Direction ▸
Go through the entries below and print each one exactly, leaving out pictures.

Available data ▸
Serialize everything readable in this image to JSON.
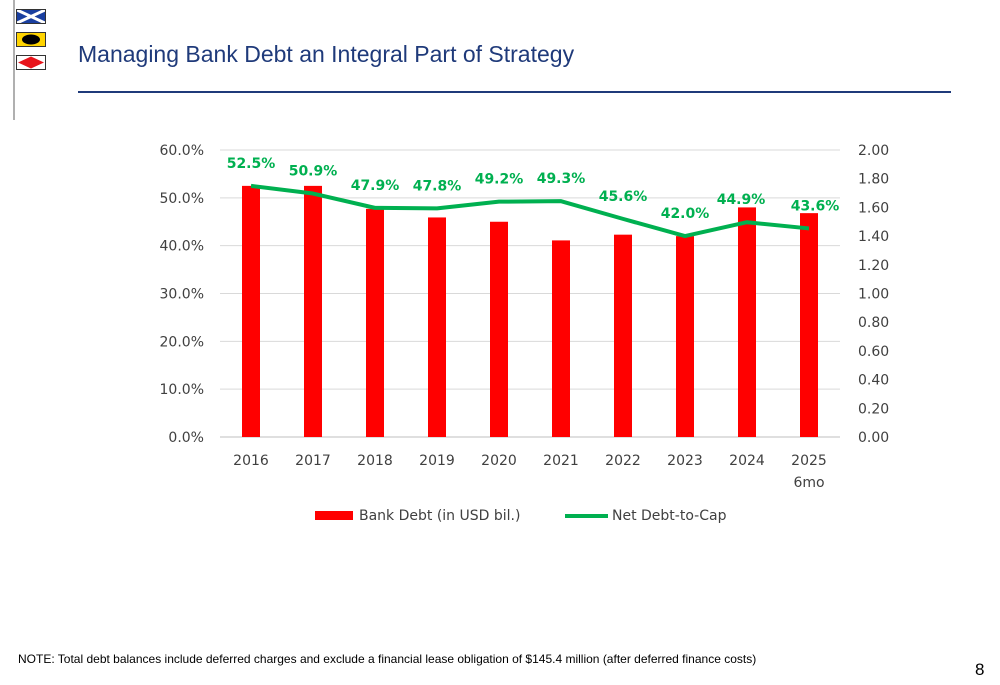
{
  "header": {
    "title": "Managing Bank Debt an Integral Part of Strategy"
  },
  "footer": {
    "note": "NOTE: Total debt balances include deferred charges and exclude a financial lease obligation of $145.4 million (after deferred finance costs)",
    "page_number": "8"
  },
  "colors": {
    "title": "#1f3a7a",
    "bar": "#ff0000",
    "line": "#00b050",
    "grid": "#d9d9d9",
    "axis_text": "#404040"
  },
  "icons": [
    "flag-blue-cross-icon",
    "flag-yellow-black-icon",
    "flag-red-diamond-icon"
  ],
  "chart_data": {
    "type": "bar+line",
    "categories": [
      [
        "2016"
      ],
      [
        "2017"
      ],
      [
        "2018"
      ],
      [
        "2019"
      ],
      [
        "2020"
      ],
      [
        "2021"
      ],
      [
        "2022"
      ],
      [
        "2023"
      ],
      [
        "2024"
      ],
      [
        "2025",
        "6mo"
      ]
    ],
    "left_axis": {
      "ticks": [
        "0.0%",
        "10.0%",
        "20.0%",
        "30.0%",
        "40.0%",
        "50.0%",
        "60.0%"
      ],
      "ylim": [
        0,
        60
      ]
    },
    "right_axis": {
      "ticks": [
        "0.00",
        "0.20",
        "0.40",
        "0.60",
        "0.80",
        "1.00",
        "1.20",
        "1.40",
        "1.60",
        "1.80",
        "2.00"
      ],
      "ylim": [
        0,
        2
      ]
    },
    "series": [
      {
        "name": "Bank Debt (in USD bil.)",
        "type": "bar",
        "axis": "right",
        "values": [
          1.75,
          1.75,
          1.59,
          1.53,
          1.5,
          1.37,
          1.41,
          1.4,
          1.6,
          1.56
        ]
      },
      {
        "name": "Net Debt-to-Cap",
        "type": "line",
        "axis": "left",
        "values": [
          52.5,
          50.9,
          47.9,
          47.8,
          49.2,
          49.3,
          45.6,
          42.0,
          44.9,
          43.6
        ],
        "labels": [
          "52.5%",
          "50.9%",
          "47.9%",
          "47.8%",
          "49.2%",
          "49.3%",
          "45.6%",
          "42.0%",
          "44.9%",
          "43.6%"
        ]
      }
    ],
    "legend_position": "bottom",
    "grid": true
  }
}
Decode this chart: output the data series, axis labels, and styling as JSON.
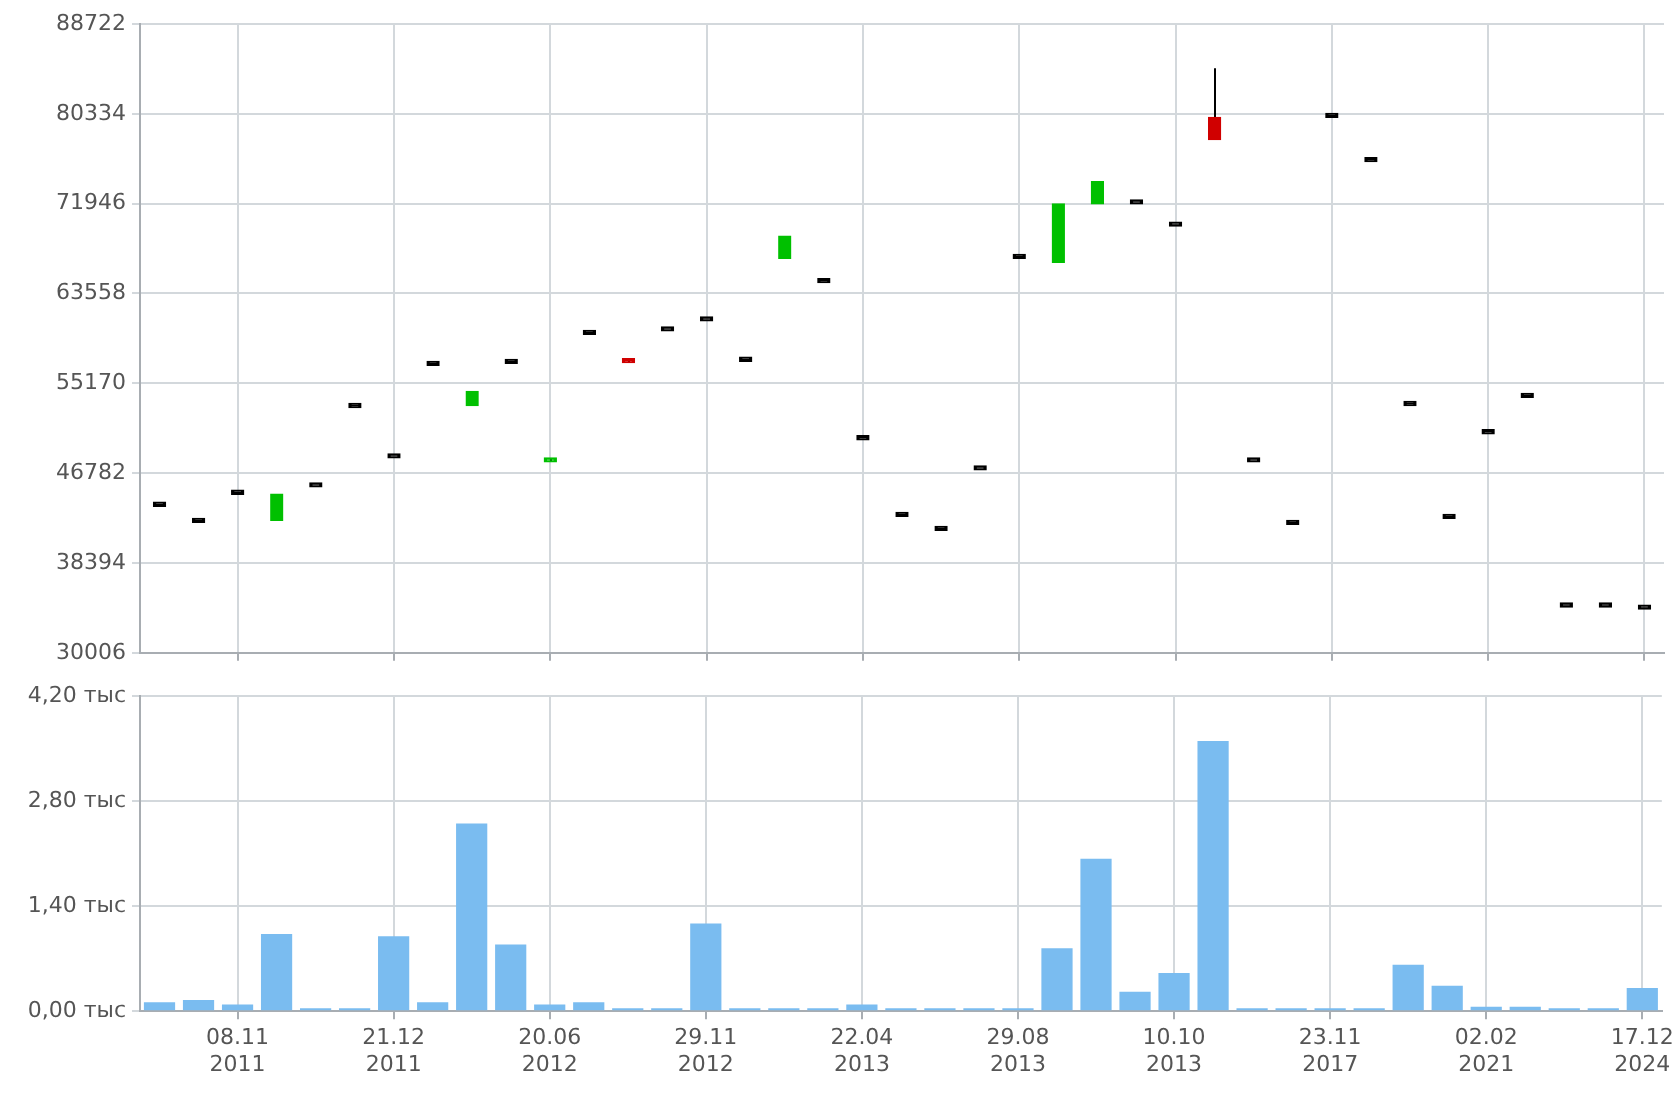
{
  "chart_data": [
    {
      "type": "candlestick",
      "categories": [
        null,
        null,
        null,
        null,
        null,
        null,
        null,
        null,
        null,
        null,
        null,
        null,
        null,
        null,
        null,
        null,
        null,
        null,
        null,
        null,
        null,
        null,
        null,
        null,
        null,
        null,
        null,
        null,
        null,
        null,
        null,
        null,
        null,
        null,
        null,
        null,
        null,
        null,
        null
      ],
      "ohlc": [
        [
          43690,
          43690,
          43690,
          43690
        ],
        [
          42180,
          42180,
          42180,
          42180
        ],
        [
          44810,
          44810,
          44810,
          44810
        ],
        [
          42370,
          44810,
          42370,
          44810
        ],
        [
          45500,
          45500,
          45500,
          45500
        ],
        [
          52910,
          52910,
          52910,
          52910
        ],
        [
          48200,
          48200,
          48200,
          48200
        ],
        [
          56850,
          56850,
          56850,
          56850
        ],
        [
          53100,
          54410,
          53100,
          54410
        ],
        [
          57040,
          57040,
          57040,
          57040
        ],
        [
          47830,
          48200,
          47830,
          48200
        ],
        [
          59740,
          59740,
          59740,
          59740
        ],
        [
          57350,
          57350,
          57100,
          57100
        ],
        [
          60060,
          60060,
          60060,
          60060
        ],
        [
          61000,
          61000,
          61000,
          61000
        ],
        [
          57230,
          57230,
          57230,
          57230
        ],
        [
          66830,
          68900,
          66830,
          68900
        ],
        [
          64570,
          64570,
          64570,
          64570
        ],
        [
          49900,
          49900,
          49900,
          49900
        ],
        [
          42750,
          42750,
          42750,
          42750
        ],
        [
          41430,
          41430,
          41430,
          41430
        ],
        [
          47080,
          47080,
          47080,
          47080
        ],
        [
          66830,
          66830,
          66830,
          66830
        ],
        [
          66460,
          71920,
          66460,
          71920
        ],
        [
          71920,
          73990,
          71920,
          73990
        ],
        [
          71920,
          71920,
          71920,
          71920
        ],
        [
          69850,
          69850,
          69850,
          69850
        ],
        [
          80000,
          84580,
          77940,
          77940
        ],
        [
          47830,
          47830,
          47830,
          47830
        ],
        [
          41990,
          41990,
          41990,
          41990
        ],
        [
          80010,
          80010,
          80010,
          80010
        ],
        [
          75870,
          75870,
          75870,
          75870
        ],
        [
          53100,
          53100,
          53100,
          53100
        ],
        [
          42560,
          42560,
          42560,
          42560
        ],
        [
          50460,
          50460,
          50460,
          50460
        ],
        [
          53850,
          53850,
          53850,
          53850
        ],
        [
          34280,
          34280,
          34280,
          34280
        ],
        [
          34280,
          34280,
          34280,
          34280
        ],
        [
          34090,
          34090,
          34090,
          34090
        ]
      ],
      "colors": [
        "#000000",
        "#000000",
        "#000000",
        "#00c000",
        "#000000",
        "#000000",
        "#000000",
        "#000000",
        "#00c000",
        "#000000",
        "#00c000",
        "#000000",
        "#d00000",
        "#000000",
        "#000000",
        "#000000",
        "#00c000",
        "#000000",
        "#000000",
        "#000000",
        "#000000",
        "#000000",
        "#000000",
        "#00c000",
        "#00c000",
        "#000000",
        "#000000",
        "#d00000",
        "#000000",
        "#000000",
        "#000000",
        "#000000",
        "#000000",
        "#000000",
        "#000000",
        "#000000",
        "#000000",
        "#000000",
        "#000000"
      ],
      "ylim": [
        30006,
        88722
      ],
      "yticks": [
        30006,
        38394,
        46782,
        55170,
        63558,
        71946,
        80334,
        88722
      ],
      "grid": true,
      "tick_labels": "y"
    },
    {
      "type": "bar",
      "categories": [
        null,
        null,
        "08.11 2011",
        null,
        null,
        null,
        "21.12 2011",
        null,
        null,
        null,
        "20.06 2012",
        null,
        null,
        null,
        "29.11 2012",
        null,
        null,
        null,
        "22.04 2013",
        null,
        null,
        null,
        "29.08 2013",
        null,
        null,
        null,
        "10.10 2013",
        null,
        null,
        null,
        "23.11 2017",
        null,
        null,
        null,
        "02.02 2021",
        null,
        null,
        null,
        "17.12 2024"
      ],
      "values": [
        0.12,
        0.15,
        0.09,
        1.03,
        0.04,
        0.04,
        1.0,
        0.12,
        2.5,
        0.89,
        0.09,
        0.12,
        0.04,
        0.04,
        1.17,
        0.04,
        0.04,
        0.04,
        0.09,
        0.04,
        0.04,
        0.04,
        0.04,
        0.84,
        2.03,
        0.26,
        0.51,
        3.6,
        0.04,
        0.04,
        0.04,
        0.04,
        0.62,
        0.34,
        0.06,
        0.06,
        0.04,
        0.04,
        0.31
      ],
      "color": "#7abcf0",
      "ylim": [
        0,
        4.2
      ],
      "yticks": [
        {
          "value": 0,
          "label": "0,00 тыс"
        },
        {
          "value": 1.4,
          "label": "1,40 тыс"
        },
        {
          "value": 2.8,
          "label": "2,80 тыс"
        },
        {
          "value": 4.2,
          "label": "4,20 тыс"
        }
      ],
      "grid": true
    }
  ]
}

Result for this exercise ▸
Serialize everything readable in this image to JSON.
{
  "header": {
    "title": "Managing Bank Debt an Integral Part of Strategy"
  },
  "footer": {
    "note": "NOTE: Total debt balances include deferred charges and exclude a financial lease obligation of $145.4 million (after deferred finance costs)",
    "page_number": "8"
  },
  "colors": {
    "title": "#1f3a7a",
    "bar": "#ff0000",
    "line": "#00b050",
    "grid": "#d9d9d9",
    "axis_text": "#404040"
  },
  "icons": [
    "flag-blue-cross-icon",
    "flag-yellow-black-icon",
    "flag-red-diamond-icon"
  ],
  "chart_data": {
    "type": "bar+line",
    "categories": [
      [
        "2016"
      ],
      [
        "2017"
      ],
      [
        "2018"
      ],
      [
        "2019"
      ],
      [
        "2020"
      ],
      [
        "2021"
      ],
      [
        "2022"
      ],
      [
        "2023"
      ],
      [
        "2024"
      ],
      [
        "2025",
        "6mo"
      ]
    ],
    "left_axis": {
      "ticks": [
        "0.0%",
        "10.0%",
        "20.0%",
        "30.0%",
        "40.0%",
        "50.0%",
        "60.0%"
      ],
      "ylim": [
        0,
        60
      ]
    },
    "right_axis": {
      "ticks": [
        "0.00",
        "0.20",
        "0.40",
        "0.60",
        "0.80",
        "1.00",
        "1.20",
        "1.40",
        "1.60",
        "1.80",
        "2.00"
      ],
      "ylim": [
        0,
        2
      ]
    },
    "series": [
      {
        "name": "Bank Debt (in USD bil.)",
        "type": "bar",
        "axis": "right",
        "values": [
          1.75,
          1.75,
          1.59,
          1.53,
          1.5,
          1.37,
          1.41,
          1.4,
          1.6,
          1.56
        ]
      },
      {
        "name": "Net Debt-to-Cap",
        "type": "line",
        "axis": "left",
        "values": [
          52.5,
          50.9,
          47.9,
          47.8,
          49.2,
          49.3,
          45.6,
          42.0,
          44.9,
          43.6
        ],
        "labels": [
          "52.5%",
          "50.9%",
          "47.9%",
          "47.8%",
          "49.2%",
          "49.3%",
          "45.6%",
          "42.0%",
          "44.9%",
          "43.6%"
        ]
      }
    ],
    "legend_position": "bottom",
    "grid": true
  }
}
Decode this chart: output the data series, axis labels, and styling as JSON.
{
  "chart_data": [
    {
      "type": "candlestick",
      "categories": [
        null,
        null,
        null,
        null,
        null,
        null,
        null,
        null,
        null,
        null,
        null,
        null,
        null,
        null,
        null,
        null,
        null,
        null,
        null,
        null,
        null,
        null,
        null,
        null,
        null,
        null,
        null,
        null,
        null,
        null,
        null,
        null,
        null,
        null,
        null,
        null,
        null,
        null,
        null
      ],
      "ohlc": [
        [
          43690,
          43690,
          43690,
          43690
        ],
        [
          42180,
          42180,
          42180,
          42180
        ],
        [
          44810,
          44810,
          44810,
          44810
        ],
        [
          42370,
          44810,
          42370,
          44810
        ],
        [
          45500,
          45500,
          45500,
          45500
        ],
        [
          52910,
          52910,
          52910,
          52910
        ],
        [
          48200,
          48200,
          48200,
          48200
        ],
        [
          56850,
          56850,
          56850,
          56850
        ],
        [
          53100,
          54410,
          53100,
          54410
        ],
        [
          57040,
          57040,
          57040,
          57040
        ],
        [
          47830,
          48200,
          47830,
          48200
        ],
        [
          59740,
          59740,
          59740,
          59740
        ],
        [
          57350,
          57350,
          57100,
          57100
        ],
        [
          60060,
          60060,
          60060,
          60060
        ],
        [
          61000,
          61000,
          61000,
          61000
        ],
        [
          57230,
          57230,
          57230,
          57230
        ],
        [
          66830,
          68900,
          66830,
          68900
        ],
        [
          64570,
          64570,
          64570,
          64570
        ],
        [
          49900,
          49900,
          49900,
          49900
        ],
        [
          42750,
          42750,
          42750,
          42750
        ],
        [
          41430,
          41430,
          41430,
          41430
        ],
        [
          47080,
          47080,
          47080,
          47080
        ],
        [
          66830,
          66830,
          66830,
          66830
        ],
        [
          66460,
          71920,
          66460,
          71920
        ],
        [
          71920,
          73990,
          71920,
          73990
        ],
        [
          71920,
          71920,
          71920,
          71920
        ],
        [
          69850,
          69850,
          69850,
          69850
        ],
        [
          80000,
          84580,
          77940,
          77940
        ],
        [
          47830,
          47830,
          47830,
          47830
        ],
        [
          41990,
          41990,
          41990,
          41990
        ],
        [
          80010,
          80010,
          80010,
          80010
        ],
        [
          75870,
          75870,
          75870,
          75870
        ],
        [
          53100,
          53100,
          53100,
          53100
        ],
        [
          42560,
          42560,
          42560,
          42560
        ],
        [
          50460,
          50460,
          50460,
          50460
        ],
        [
          53850,
          53850,
          53850,
          53850
        ],
        [
          34280,
          34280,
          34280,
          34280
        ],
        [
          34280,
          34280,
          34280,
          34280
        ],
        [
          34090,
          34090,
          34090,
          34090
        ]
      ],
      "colors": [
        "#000000",
        "#000000",
        "#000000",
        "#00c000",
        "#000000",
        "#000000",
        "#000000",
        "#000000",
        "#00c000",
        "#000000",
        "#00c000",
        "#000000",
        "#d00000",
        "#000000",
        "#000000",
        "#000000",
        "#00c000",
        "#000000",
        "#000000",
        "#000000",
        "#000000",
        "#000000",
        "#000000",
        "#00c000",
        "#00c000",
        "#000000",
        "#000000",
        "#d00000",
        "#000000",
        "#000000",
        "#000000",
        "#000000",
        "#000000",
        "#000000",
        "#000000",
        "#000000",
        "#000000",
        "#000000",
        "#000000"
      ],
      "ylim": [
        30006,
        88722
      ],
      "yticks": [
        30006,
        38394,
        46782,
        55170,
        63558,
        71946,
        80334,
        88722
      ],
      "grid": true,
      "tick_labels": "y"
    },
    {
      "type": "bar",
      "categories": [
        null,
        null,
        "08.11 2011",
        null,
        null,
        null,
        "21.12 2011",
        null,
        null,
        null,
        "20.06 2012",
        null,
        null,
        null,
        "29.11 2012",
        null,
        null,
        null,
        "22.04 2013",
        null,
        null,
        null,
        "29.08 2013",
        null,
        null,
        null,
        "10.10 2013",
        null,
        null,
        null,
        "23.11 2017",
        null,
        null,
        null,
        "02.02 2021",
        null,
        null,
        null,
        "17.12 2024"
      ],
      "values": [
        0.12,
        0.15,
        0.09,
        1.03,
        0.04,
        0.04,
        1.0,
        0.12,
        2.5,
        0.89,
        0.09,
        0.12,
        0.04,
        0.04,
        1.17,
        0.04,
        0.04,
        0.04,
        0.09,
        0.04,
        0.04,
        0.04,
        0.04,
        0.84,
        2.03,
        0.26,
        0.51,
        3.6,
        0.04,
        0.04,
        0.04,
        0.04,
        0.62,
        0.34,
        0.06,
        0.06,
        0.04,
        0.04,
        0.31
      ],
      "color": "#7abcf0",
      "ylim": [
        0,
        4.2
      ],
      "yticks": [
        {
          "value": 0,
          "label": "0,00 тыс"
        },
        {
          "value": 1.4,
          "label": "1,40 тыс"
        },
        {
          "value": 2.8,
          "label": "2,80 тыс"
        },
        {
          "value": 4.2,
          "label": "4,20 тыс"
        }
      ],
      "grid": true
    }
  ]
}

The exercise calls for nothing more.